# Start of Data shown

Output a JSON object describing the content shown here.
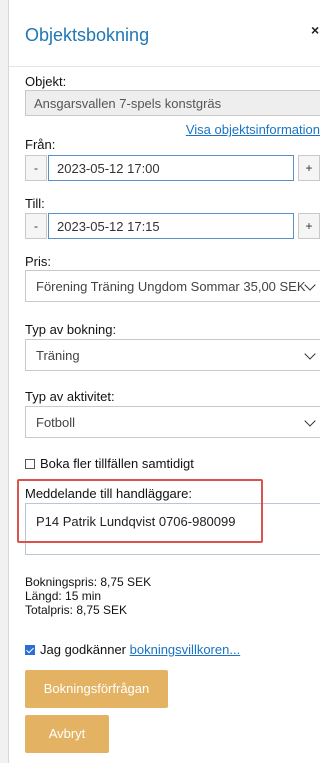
{
  "dialog": {
    "title": "Objektsbokning",
    "close": "×"
  },
  "object": {
    "label": "Objekt:",
    "value": "Ansgarsvallen 7-spels konstgräs",
    "info_link": "Visa objektsinformation"
  },
  "from": {
    "label": "Från:",
    "minus": "-",
    "plus": "+",
    "value": "2023-05-12 17:00"
  },
  "to": {
    "label": "Till:",
    "minus": "-",
    "plus": "+",
    "value": "2023-05-12 17:15"
  },
  "price": {
    "label": "Pris:",
    "selected": "Förening Träning Ungdom Sommar 35,00 SEK"
  },
  "booking_type": {
    "label": "Typ av bokning:",
    "selected": "Träning"
  },
  "activity_type": {
    "label": "Typ av aktivitet:",
    "selected": "Fotboll"
  },
  "multi": {
    "label": "Boka fler tillfällen samtidigt",
    "checked": false
  },
  "message": {
    "label": "Meddelande till handläggare:",
    "value": "P14 Patrik Lundqvist 0706-980099"
  },
  "summary": {
    "booking_price": "Bokningspris: 8,75 SEK",
    "length": "Längd: 15 min",
    "total": "Totalpris: 8,75 SEK"
  },
  "terms": {
    "prefix": "Jag godkänner ",
    "link": "bokningsvillkoren...",
    "checked": true
  },
  "buttons": {
    "request": "Bokningsförfrågan",
    "cancel": "Avbryt"
  },
  "colors": {
    "title_blue": "#1f77b4",
    "link_blue": "#1a73c4",
    "button_orange": "#e3b363",
    "highlight_red": "#d9534f"
  }
}
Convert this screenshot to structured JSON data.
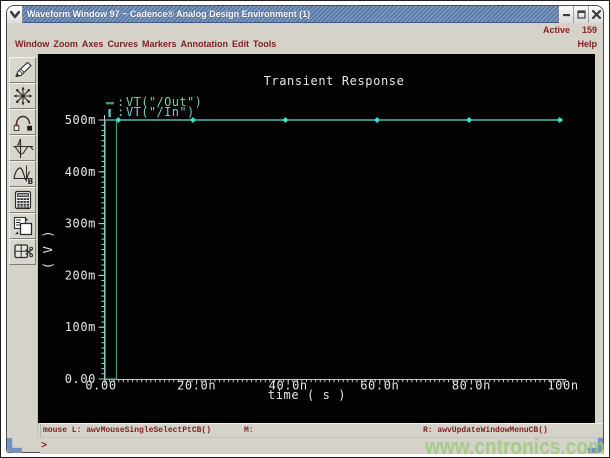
{
  "window": {
    "title": "Waveform Window 97 ~ Cadence® Analog Design Environment (1)",
    "controls": [
      "minimize",
      "maximize",
      "close"
    ]
  },
  "header": {
    "active_label": "Active",
    "active_value": "159"
  },
  "menubar": {
    "items": [
      "Window",
      "Zoom",
      "Axes",
      "Curves",
      "Markers",
      "Annotation",
      "Edit",
      "Tools"
    ],
    "help_label": "Help"
  },
  "toolbar": {
    "buttons": [
      "pen-icon",
      "starburst-icon",
      "trace-hop-icon",
      "axis-waveform-icon",
      "waveform-b-icon",
      "calculator-icon",
      "copy-window-icon",
      "cut-window-icon"
    ]
  },
  "statusbar": {
    "mouse_left": "mouse L: awvMouseSingleSelectPtCB()",
    "mouse_middle": "M:",
    "mouse_right": "R: awvUpdateWindowMenuCB()"
  },
  "prompt": {
    "symbol": ">"
  },
  "watermark": {
    "text": "www.cntronics.com"
  },
  "colors": {
    "out_trace": "#3f9e5e",
    "in_trace": "#56c8c0",
    "marker": "#38e2d2",
    "axis": "#c9c9c9",
    "plot_text": "#e6e6e6",
    "menu_text": "#7f1f1f",
    "titlebar_blue": "#54749f"
  },
  "chart_data": {
    "type": "line",
    "title": "Transient Response",
    "xlabel": "time ( s )",
    "ylabel": "(V)",
    "xlim_ns": [
      0,
      100
    ],
    "ylim_v": [
      0,
      0.5
    ],
    "x_ticks": [
      {
        "t_ns": 0,
        "label": "0.00"
      },
      {
        "t_ns": 20,
        "label": "20.0n"
      },
      {
        "t_ns": 40,
        "label": "40.0n"
      },
      {
        "t_ns": 60,
        "label": "60.0n"
      },
      {
        "t_ns": 80,
        "label": "80.0n"
      },
      {
        "t_ns": 100,
        "label": "100n"
      }
    ],
    "y_ticks": [
      {
        "v": 0.0,
        "label": "0.00"
      },
      {
        "v": 0.1,
        "label": "100m"
      },
      {
        "v": 0.2,
        "label": "200m"
      },
      {
        "v": 0.3,
        "label": "300m"
      },
      {
        "v": 0.4,
        "label": "400m"
      },
      {
        "v": 0.5,
        "label": "500m"
      }
    ],
    "minor_tick_step_x_ns": 1,
    "minor_tick_step_y_v": 0.01,
    "legend_position": "top-left",
    "grid": false,
    "series": [
      {
        "name": "VT(\"/Out\")",
        "color": "#3f9e5e",
        "legend_glyph": "horizontal-dash",
        "legend_text_color": "#79c9a0",
        "points": [
          [
            0,
            0
          ],
          [
            2.5,
            0
          ],
          [
            2.5,
            0.5
          ],
          [
            100,
            0.5
          ]
        ]
      },
      {
        "name": "VT(\"/In\")",
        "color": "#56c8c0",
        "legend_glyph": "vertical-dash",
        "legend_text_color": "#67d2c9",
        "marker": "diamond",
        "marker_color": "#38e2d2",
        "marker_times_ns": [
          2.9,
          19.2,
          39.4,
          59.4,
          79.5,
          99.3
        ],
        "points": [
          [
            0,
            0
          ],
          [
            0,
            0.5
          ],
          [
            100,
            0.5
          ]
        ]
      }
    ]
  }
}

# End of Data shown

- What is required: Output every entry word for word, but omit the pictures.

- Reply:
Output a JSON object describing the content shown here.
{
  "dialog": {
    "title": "Objektsbokning",
    "close": "×"
  },
  "object": {
    "label": "Objekt:",
    "value": "Ansgarsvallen 7-spels konstgräs",
    "info_link": "Visa objektsinformation"
  },
  "from": {
    "label": "Från:",
    "minus": "-",
    "plus": "+",
    "value": "2023-05-12 17:00"
  },
  "to": {
    "label": "Till:",
    "minus": "-",
    "plus": "+",
    "value": "2023-05-12 17:15"
  },
  "price": {
    "label": "Pris:",
    "selected": "Förening Träning Ungdom Sommar 35,00 SEK"
  },
  "booking_type": {
    "label": "Typ av bokning:",
    "selected": "Träning"
  },
  "activity_type": {
    "label": "Typ av aktivitet:",
    "selected": "Fotboll"
  },
  "multi": {
    "label": "Boka fler tillfällen samtidigt",
    "checked": false
  },
  "message": {
    "label": "Meddelande till handläggare:",
    "value": "P14 Patrik Lundqvist 0706-980099"
  },
  "summary": {
    "booking_price": "Bokningspris: 8,75 SEK",
    "length": "Längd: 15 min",
    "total": "Totalpris: 8,75 SEK"
  },
  "terms": {
    "prefix": "Jag godkänner ",
    "link": "bokningsvillkoren...",
    "checked": true
  },
  "buttons": {
    "request": "Bokningsförfrågan",
    "cancel": "Avbryt"
  },
  "colors": {
    "title_blue": "#1f77b4",
    "link_blue": "#1a73c4",
    "button_orange": "#e3b363",
    "highlight_red": "#d9534f"
  }
}
Convert this screenshot to structured JSON data.
{
  "window": {
    "title": "Waveform Window 97 ~ Cadence® Analog Design Environment (1)",
    "controls": [
      "minimize",
      "maximize",
      "close"
    ]
  },
  "header": {
    "active_label": "Active",
    "active_value": "159"
  },
  "menubar": {
    "items": [
      "Window",
      "Zoom",
      "Axes",
      "Curves",
      "Markers",
      "Annotation",
      "Edit",
      "Tools"
    ],
    "help_label": "Help"
  },
  "toolbar": {
    "buttons": [
      "pen-icon",
      "starburst-icon",
      "trace-hop-icon",
      "axis-waveform-icon",
      "waveform-b-icon",
      "calculator-icon",
      "copy-window-icon",
      "cut-window-icon"
    ]
  },
  "statusbar": {
    "mouse_left": "mouse L: awvMouseSingleSelectPtCB()",
    "mouse_middle": "M:",
    "mouse_right": "R: awvUpdateWindowMenuCB()"
  },
  "prompt": {
    "symbol": ">"
  },
  "watermark": {
    "text": "www.cntronics.com"
  },
  "colors": {
    "out_trace": "#3f9e5e",
    "in_trace": "#56c8c0",
    "marker": "#38e2d2",
    "axis": "#c9c9c9",
    "plot_text": "#e6e6e6",
    "menu_text": "#7f1f1f",
    "titlebar_blue": "#54749f"
  },
  "chart_data": {
    "type": "line",
    "title": "Transient Response",
    "xlabel": "time ( s )",
    "ylabel": "(V)",
    "xlim_ns": [
      0,
      100
    ],
    "ylim_v": [
      0,
      0.5
    ],
    "x_ticks": [
      {
        "t_ns": 0,
        "label": "0.00"
      },
      {
        "t_ns": 20,
        "label": "20.0n"
      },
      {
        "t_ns": 40,
        "label": "40.0n"
      },
      {
        "t_ns": 60,
        "label": "60.0n"
      },
      {
        "t_ns": 80,
        "label": "80.0n"
      },
      {
        "t_ns": 100,
        "label": "100n"
      }
    ],
    "y_ticks": [
      {
        "v": 0.0,
        "label": "0.00"
      },
      {
        "v": 0.1,
        "label": "100m"
      },
      {
        "v": 0.2,
        "label": "200m"
      },
      {
        "v": 0.3,
        "label": "300m"
      },
      {
        "v": 0.4,
        "label": "400m"
      },
      {
        "v": 0.5,
        "label": "500m"
      }
    ],
    "minor_tick_step_x_ns": 1,
    "minor_tick_step_y_v": 0.01,
    "legend_position": "top-left",
    "grid": false,
    "series": [
      {
        "name": "VT(\"/Out\")",
        "color": "#3f9e5e",
        "legend_glyph": "horizontal-dash",
        "legend_text_color": "#79c9a0",
        "points": [
          [
            0,
            0
          ],
          [
            2.5,
            0
          ],
          [
            2.5,
            0.5
          ],
          [
            100,
            0.5
          ]
        ]
      },
      {
        "name": "VT(\"/In\")",
        "color": "#56c8c0",
        "legend_glyph": "vertical-dash",
        "legend_text_color": "#67d2c9",
        "marker": "diamond",
        "marker_color": "#38e2d2",
        "marker_times_ns": [
          2.9,
          19.2,
          39.4,
          59.4,
          79.5,
          99.3
        ],
        "points": [
          [
            0,
            0
          ],
          [
            0,
            0.5
          ],
          [
            100,
            0.5
          ]
        ]
      }
    ]
  }
}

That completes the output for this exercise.